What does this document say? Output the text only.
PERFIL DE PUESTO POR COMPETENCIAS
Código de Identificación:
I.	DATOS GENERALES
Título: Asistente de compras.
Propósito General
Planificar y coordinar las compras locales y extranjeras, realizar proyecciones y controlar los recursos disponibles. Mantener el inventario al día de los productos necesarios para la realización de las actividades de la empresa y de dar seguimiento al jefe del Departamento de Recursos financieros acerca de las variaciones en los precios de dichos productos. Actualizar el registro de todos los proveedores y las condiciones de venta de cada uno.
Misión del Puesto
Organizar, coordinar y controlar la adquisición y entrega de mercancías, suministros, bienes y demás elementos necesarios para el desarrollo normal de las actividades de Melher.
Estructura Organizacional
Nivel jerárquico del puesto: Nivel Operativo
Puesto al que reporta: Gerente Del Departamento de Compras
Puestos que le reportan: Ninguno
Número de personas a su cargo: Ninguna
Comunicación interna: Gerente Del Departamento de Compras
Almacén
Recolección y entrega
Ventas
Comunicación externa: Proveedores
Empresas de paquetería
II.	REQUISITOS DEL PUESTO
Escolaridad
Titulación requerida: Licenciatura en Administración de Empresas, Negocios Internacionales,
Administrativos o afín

Set problem
Above are several records. Count the lines among them that contain "Gerente" and give only the total.

Complete output
2